DATA:
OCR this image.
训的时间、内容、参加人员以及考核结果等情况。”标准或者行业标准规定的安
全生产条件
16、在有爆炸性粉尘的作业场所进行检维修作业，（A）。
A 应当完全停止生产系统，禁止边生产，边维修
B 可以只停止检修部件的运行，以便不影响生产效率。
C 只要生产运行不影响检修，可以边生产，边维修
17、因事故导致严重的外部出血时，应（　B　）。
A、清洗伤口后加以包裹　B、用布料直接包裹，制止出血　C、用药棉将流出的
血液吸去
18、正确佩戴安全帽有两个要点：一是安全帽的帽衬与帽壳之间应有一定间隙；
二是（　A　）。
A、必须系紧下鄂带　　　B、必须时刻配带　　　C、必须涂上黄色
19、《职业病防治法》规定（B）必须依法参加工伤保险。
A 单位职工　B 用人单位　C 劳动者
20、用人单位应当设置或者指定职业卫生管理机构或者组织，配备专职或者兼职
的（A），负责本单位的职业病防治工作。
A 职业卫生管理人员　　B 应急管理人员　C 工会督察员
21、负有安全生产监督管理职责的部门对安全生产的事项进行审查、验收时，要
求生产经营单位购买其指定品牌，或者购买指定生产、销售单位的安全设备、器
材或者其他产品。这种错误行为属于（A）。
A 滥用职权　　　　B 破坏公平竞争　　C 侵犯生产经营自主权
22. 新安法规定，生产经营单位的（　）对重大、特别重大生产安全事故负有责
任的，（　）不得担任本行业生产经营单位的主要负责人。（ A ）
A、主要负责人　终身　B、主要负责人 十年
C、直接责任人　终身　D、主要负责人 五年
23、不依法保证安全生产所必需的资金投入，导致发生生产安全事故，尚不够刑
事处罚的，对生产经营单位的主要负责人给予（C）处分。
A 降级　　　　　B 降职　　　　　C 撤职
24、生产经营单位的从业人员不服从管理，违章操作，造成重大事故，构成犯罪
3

STATED GOAL: Reproduce the data, keeping every line exactly the same.

THE COMPLETED TASK:
OCR this image.
训的时间、内容、参加人员以及考核结果等情况。”标准或者行业标准规定的安
全生产条件
16、在有爆炸性粉尘的作业场所进行检维修作业，（A）。
A 应当完全停止生产系统，禁止边生产，边维修
B 可以只停止检修部件的运行，以便不影响生产效率。
C 只要生产运行不影响检修，可以边生产，边维修
17、因事故导致严重的外部出血时，应（　B　）。
A、清洗伤口后加以包裹　B、用布料直接包裹，制止出血　C、用药棉将流出的
血液吸去
18、正确佩戴安全帽有两个要点：一是安全帽的帽衬与帽壳之间应有一定间隙；
二是（　A　）。
A、必须系紧下鄂带　　　B、必须时刻配带　　　C、必须涂上黄色
19、《职业病防治法》规定（B）必须依法参加工伤保险。
A 单位职工　B 用人单位　C 劳动者
20、用人单位应当设置或者指定职业卫生管理机构或者组织，配备专职或者兼职
的（A），负责本单位的职业病防治工作。
A 职业卫生管理人员　　B 应急管理人员　C 工会督察员
21、负有安全生产监督管理职责的部门对安全生产的事项进行审查、验收时，要
求生产经营单位购买其指定品牌，或者购买指定生产、销售单位的安全设备、器
材或者其他产品。这种错误行为属于（A）。
A 滥用职权　　　　B 破坏公平竞争　　C 侵犯生产经营自主权
22. 新安法规定，生产经营单位的（　）对重大、特别重大生产安全事故负有责
任的，（　）不得担任本行业生产经营单位的主要负责人。（ A ）
A、主要负责人　终身　B、主要负责人 十年
C、直接责任人　终身　D、主要负责人 五年
23、不依法保证安全生产所必需的资金投入，导致发生生产安全事故，尚不够刑
事处罚的，对生产经营单位的主要负责人给予（C）处分。
A 降级　　　　　B 降职　　　　　C 撤职
24、生产经营单位的从业人员不服从管理，违章操作，造成重大事故，构成犯罪
3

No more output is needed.